- **THE TASK**: Scan the listing below and copy every line holding "this".

[Entries from a dataset]
Begin

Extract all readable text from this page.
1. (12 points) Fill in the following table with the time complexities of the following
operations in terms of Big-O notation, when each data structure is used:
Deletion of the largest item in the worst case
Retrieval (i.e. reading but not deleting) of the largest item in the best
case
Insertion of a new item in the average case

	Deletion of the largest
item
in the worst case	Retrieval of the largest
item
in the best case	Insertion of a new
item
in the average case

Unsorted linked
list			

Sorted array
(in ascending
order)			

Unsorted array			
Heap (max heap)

End
Begin

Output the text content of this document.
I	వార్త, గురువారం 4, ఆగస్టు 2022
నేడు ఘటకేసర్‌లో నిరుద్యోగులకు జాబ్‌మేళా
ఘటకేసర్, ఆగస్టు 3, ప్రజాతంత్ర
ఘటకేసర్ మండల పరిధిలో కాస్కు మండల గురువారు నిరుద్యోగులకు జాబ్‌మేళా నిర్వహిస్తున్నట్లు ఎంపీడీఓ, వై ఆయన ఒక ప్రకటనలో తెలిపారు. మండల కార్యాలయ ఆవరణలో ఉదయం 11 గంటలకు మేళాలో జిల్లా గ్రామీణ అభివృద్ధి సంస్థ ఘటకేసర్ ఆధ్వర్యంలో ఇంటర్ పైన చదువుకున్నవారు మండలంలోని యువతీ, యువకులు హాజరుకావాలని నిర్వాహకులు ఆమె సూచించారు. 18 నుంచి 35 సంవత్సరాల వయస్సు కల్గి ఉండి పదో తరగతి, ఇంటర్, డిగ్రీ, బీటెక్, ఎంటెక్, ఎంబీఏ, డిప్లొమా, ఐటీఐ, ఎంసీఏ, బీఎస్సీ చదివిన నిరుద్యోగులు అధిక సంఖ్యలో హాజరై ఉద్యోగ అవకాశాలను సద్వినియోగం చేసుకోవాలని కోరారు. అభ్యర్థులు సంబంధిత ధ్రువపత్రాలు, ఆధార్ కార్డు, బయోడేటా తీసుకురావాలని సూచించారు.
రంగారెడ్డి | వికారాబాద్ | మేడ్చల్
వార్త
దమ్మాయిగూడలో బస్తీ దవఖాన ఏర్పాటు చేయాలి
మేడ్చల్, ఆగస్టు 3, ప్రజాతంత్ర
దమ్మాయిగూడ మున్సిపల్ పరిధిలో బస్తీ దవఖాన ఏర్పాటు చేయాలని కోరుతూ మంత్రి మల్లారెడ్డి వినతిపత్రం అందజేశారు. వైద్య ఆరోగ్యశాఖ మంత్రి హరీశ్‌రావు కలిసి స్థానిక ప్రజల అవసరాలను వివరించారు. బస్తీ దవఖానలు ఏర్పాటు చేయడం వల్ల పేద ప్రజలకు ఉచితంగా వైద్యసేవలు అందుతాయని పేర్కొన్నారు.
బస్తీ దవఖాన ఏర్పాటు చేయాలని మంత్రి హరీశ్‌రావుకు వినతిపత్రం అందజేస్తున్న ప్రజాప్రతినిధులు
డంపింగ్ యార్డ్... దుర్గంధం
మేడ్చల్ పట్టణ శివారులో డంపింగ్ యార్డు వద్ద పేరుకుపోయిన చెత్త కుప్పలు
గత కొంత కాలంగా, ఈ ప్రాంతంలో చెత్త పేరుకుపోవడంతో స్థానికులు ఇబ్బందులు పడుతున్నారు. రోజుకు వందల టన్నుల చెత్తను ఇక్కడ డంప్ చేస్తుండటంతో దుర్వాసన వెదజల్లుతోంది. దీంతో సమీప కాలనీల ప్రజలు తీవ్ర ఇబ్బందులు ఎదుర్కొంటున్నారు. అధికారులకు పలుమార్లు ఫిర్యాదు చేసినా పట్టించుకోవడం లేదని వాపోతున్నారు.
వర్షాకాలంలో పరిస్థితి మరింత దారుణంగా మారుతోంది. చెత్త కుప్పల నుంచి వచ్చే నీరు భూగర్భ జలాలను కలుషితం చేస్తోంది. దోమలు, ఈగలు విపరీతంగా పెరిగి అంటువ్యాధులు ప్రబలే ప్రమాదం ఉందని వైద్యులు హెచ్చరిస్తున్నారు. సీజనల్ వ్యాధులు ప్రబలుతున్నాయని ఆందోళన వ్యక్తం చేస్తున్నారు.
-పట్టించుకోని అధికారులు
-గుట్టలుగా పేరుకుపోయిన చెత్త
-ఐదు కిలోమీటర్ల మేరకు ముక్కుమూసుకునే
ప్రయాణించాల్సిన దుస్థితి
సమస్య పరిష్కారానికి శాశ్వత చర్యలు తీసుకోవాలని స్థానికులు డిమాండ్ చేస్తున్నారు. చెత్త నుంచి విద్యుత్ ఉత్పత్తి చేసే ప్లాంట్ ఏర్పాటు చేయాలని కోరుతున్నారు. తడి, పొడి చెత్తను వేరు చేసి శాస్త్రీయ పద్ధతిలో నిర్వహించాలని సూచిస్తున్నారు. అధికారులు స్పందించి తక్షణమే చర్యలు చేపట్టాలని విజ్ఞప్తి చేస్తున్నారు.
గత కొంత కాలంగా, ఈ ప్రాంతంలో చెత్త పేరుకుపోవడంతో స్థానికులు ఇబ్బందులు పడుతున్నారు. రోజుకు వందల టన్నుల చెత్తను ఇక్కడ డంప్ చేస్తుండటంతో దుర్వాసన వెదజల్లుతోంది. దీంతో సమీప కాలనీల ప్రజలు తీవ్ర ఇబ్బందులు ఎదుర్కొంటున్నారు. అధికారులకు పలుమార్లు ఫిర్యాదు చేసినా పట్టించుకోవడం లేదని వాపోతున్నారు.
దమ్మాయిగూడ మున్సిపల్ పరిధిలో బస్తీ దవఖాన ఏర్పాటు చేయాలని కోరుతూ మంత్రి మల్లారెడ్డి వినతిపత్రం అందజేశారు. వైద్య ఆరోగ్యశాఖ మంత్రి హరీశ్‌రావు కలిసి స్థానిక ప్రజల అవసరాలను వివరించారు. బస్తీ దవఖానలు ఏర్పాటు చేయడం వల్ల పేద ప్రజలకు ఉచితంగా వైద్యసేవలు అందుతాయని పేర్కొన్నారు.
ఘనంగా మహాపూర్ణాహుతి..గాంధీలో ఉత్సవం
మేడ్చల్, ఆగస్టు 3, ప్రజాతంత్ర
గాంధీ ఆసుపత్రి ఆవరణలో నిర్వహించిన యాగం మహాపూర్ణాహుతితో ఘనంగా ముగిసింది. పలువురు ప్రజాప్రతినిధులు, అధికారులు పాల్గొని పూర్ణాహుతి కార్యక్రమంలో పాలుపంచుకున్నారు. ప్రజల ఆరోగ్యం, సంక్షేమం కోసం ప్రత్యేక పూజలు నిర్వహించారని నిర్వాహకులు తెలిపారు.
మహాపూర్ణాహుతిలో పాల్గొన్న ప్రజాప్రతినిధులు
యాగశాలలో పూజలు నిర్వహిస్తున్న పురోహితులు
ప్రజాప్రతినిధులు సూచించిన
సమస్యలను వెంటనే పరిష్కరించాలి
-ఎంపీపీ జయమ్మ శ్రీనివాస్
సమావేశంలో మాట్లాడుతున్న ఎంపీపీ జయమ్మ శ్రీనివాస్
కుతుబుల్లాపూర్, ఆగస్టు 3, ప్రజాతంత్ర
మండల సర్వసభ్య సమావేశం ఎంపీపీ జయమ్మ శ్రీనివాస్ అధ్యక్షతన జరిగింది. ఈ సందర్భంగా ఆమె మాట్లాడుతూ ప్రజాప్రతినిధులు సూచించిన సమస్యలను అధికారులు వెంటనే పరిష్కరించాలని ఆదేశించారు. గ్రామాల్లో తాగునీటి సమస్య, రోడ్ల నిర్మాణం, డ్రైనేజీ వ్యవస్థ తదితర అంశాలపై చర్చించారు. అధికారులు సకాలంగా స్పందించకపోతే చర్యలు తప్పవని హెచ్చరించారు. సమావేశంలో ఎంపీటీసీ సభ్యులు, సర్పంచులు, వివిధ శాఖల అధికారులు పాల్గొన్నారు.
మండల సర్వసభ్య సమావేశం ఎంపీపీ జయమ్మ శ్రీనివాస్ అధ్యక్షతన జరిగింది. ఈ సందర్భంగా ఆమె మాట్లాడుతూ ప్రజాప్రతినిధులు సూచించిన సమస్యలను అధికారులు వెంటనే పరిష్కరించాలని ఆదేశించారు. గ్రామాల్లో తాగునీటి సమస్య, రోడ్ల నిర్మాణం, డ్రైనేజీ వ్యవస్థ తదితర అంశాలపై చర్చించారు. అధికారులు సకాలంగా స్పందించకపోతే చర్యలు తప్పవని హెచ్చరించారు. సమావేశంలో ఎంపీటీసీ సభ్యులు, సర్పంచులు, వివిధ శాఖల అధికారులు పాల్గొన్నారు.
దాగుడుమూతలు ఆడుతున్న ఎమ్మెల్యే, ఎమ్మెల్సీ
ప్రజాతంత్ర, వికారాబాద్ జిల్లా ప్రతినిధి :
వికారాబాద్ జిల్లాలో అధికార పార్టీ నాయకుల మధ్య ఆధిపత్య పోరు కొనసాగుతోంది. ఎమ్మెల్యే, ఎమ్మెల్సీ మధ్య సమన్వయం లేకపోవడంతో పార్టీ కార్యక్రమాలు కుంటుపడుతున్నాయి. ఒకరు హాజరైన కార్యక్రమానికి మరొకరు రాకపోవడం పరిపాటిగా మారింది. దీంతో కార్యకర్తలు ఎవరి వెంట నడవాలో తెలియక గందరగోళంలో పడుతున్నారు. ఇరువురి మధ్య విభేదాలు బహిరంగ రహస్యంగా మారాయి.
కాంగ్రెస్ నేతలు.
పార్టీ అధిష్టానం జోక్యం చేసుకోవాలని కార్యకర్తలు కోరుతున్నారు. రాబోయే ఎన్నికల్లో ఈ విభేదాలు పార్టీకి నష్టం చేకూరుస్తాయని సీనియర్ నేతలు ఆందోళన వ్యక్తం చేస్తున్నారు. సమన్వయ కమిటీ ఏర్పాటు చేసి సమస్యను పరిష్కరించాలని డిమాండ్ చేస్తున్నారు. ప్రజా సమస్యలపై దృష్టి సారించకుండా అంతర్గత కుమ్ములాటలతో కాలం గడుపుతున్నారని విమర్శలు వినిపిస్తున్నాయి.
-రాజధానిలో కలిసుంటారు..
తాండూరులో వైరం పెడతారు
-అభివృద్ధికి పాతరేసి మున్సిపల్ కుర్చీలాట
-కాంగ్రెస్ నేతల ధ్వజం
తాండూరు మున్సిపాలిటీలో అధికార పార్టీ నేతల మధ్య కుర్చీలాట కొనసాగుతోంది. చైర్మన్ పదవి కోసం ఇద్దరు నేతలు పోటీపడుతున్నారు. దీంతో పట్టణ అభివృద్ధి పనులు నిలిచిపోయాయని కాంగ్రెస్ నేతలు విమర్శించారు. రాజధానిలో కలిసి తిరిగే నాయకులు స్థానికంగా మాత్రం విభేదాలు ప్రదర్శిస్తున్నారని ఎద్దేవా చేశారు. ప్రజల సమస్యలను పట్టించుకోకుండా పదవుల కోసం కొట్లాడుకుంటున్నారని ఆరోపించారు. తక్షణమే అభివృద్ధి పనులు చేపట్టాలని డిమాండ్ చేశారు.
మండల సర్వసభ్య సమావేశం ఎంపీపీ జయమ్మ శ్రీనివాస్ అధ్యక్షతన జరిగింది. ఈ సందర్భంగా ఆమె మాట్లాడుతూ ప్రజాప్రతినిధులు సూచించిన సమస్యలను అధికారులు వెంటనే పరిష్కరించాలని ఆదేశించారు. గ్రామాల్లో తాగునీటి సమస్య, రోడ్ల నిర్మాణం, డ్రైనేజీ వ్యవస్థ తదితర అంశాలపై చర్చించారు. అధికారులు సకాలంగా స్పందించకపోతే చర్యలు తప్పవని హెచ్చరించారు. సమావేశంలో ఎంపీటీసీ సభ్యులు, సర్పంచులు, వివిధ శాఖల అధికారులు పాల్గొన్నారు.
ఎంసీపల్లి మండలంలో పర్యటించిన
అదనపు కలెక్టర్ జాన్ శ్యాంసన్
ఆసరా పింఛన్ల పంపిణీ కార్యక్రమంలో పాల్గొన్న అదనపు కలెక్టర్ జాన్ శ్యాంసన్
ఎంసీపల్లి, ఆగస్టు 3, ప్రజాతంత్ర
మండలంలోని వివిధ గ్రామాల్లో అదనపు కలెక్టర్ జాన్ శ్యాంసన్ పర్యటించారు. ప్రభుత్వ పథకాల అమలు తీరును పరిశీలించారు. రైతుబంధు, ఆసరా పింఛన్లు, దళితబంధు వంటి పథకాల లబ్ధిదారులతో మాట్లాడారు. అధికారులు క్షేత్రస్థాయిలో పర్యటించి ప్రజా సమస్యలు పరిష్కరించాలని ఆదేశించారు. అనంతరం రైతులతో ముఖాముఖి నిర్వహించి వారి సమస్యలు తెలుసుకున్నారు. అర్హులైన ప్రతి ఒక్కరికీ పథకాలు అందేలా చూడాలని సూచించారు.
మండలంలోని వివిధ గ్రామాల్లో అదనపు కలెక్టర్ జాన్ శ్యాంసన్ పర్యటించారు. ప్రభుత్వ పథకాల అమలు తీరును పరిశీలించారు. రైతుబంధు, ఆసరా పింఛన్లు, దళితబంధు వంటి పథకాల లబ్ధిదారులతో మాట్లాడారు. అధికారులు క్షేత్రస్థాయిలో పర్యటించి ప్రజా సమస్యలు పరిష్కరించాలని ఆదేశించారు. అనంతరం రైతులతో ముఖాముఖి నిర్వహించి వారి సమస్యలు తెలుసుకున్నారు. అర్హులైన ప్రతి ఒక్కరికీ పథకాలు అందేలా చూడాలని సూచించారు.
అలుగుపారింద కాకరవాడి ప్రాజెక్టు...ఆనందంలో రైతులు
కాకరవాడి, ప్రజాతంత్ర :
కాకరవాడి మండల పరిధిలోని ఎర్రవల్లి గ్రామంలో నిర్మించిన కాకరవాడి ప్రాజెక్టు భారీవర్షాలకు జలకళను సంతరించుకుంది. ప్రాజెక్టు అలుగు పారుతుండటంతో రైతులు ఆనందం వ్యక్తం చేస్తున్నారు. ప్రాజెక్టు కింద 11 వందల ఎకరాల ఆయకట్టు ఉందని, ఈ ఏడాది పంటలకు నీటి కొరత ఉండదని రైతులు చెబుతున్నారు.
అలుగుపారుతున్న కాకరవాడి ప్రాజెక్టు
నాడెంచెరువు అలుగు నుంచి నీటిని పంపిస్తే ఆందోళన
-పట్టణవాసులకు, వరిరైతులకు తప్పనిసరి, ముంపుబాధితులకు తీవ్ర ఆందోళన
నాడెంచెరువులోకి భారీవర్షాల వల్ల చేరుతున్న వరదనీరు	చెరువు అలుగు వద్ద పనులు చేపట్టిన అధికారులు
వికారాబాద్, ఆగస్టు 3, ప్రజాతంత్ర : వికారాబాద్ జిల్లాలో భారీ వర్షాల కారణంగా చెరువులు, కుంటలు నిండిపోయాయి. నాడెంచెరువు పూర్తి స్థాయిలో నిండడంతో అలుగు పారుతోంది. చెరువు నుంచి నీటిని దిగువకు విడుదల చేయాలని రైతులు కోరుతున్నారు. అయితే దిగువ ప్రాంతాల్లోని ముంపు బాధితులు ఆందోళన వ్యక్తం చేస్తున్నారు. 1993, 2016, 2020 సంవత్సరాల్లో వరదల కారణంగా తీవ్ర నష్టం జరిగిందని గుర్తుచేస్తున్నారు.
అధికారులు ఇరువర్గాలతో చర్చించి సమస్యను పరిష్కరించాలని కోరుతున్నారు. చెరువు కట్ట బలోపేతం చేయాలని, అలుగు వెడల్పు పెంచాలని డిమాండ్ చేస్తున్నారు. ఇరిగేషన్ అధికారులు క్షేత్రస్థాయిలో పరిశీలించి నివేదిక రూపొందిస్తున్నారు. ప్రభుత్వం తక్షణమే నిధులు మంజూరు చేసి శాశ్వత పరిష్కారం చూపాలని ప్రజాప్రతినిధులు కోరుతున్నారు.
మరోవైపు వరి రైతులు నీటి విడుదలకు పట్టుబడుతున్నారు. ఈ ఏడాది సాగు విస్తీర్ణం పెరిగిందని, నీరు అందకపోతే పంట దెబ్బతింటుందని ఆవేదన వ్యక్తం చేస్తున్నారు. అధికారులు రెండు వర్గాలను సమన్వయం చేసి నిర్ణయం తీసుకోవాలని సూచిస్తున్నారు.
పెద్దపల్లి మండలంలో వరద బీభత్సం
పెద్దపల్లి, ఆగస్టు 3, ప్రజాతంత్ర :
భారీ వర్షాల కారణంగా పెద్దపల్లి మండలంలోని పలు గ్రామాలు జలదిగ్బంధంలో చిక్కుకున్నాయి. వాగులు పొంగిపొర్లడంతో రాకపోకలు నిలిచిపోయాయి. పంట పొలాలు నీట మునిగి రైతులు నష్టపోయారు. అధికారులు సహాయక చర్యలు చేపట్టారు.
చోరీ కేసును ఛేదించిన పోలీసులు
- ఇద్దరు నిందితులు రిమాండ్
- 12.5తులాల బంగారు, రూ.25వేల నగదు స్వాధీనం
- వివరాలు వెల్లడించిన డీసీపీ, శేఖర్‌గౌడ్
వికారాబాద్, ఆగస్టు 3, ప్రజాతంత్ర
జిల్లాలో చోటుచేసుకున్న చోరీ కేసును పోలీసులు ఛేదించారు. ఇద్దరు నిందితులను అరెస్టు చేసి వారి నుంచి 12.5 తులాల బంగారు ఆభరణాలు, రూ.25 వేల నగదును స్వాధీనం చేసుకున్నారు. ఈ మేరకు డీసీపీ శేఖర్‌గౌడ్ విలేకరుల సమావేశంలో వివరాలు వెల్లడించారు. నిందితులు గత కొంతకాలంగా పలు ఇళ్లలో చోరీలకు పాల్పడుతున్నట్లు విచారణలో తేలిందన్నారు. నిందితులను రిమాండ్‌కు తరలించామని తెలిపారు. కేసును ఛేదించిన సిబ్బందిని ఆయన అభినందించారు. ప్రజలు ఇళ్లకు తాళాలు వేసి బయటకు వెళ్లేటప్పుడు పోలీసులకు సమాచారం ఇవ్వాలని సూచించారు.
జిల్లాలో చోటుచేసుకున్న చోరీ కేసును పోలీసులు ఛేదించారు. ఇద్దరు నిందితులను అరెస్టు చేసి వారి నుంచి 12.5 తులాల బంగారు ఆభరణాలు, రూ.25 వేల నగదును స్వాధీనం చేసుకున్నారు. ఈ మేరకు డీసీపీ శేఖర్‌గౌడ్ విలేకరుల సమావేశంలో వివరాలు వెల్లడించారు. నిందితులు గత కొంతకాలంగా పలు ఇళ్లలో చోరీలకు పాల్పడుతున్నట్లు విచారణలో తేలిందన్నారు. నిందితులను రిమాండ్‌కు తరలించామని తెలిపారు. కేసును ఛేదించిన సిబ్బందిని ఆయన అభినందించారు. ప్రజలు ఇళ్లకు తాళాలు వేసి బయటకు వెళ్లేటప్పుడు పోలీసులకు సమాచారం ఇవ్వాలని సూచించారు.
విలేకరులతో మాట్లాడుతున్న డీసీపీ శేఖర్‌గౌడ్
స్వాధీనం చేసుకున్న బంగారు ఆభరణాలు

End

- **COMPLETED EXERCISE**:
Extract all readable text from this page.
Output the text content of this document.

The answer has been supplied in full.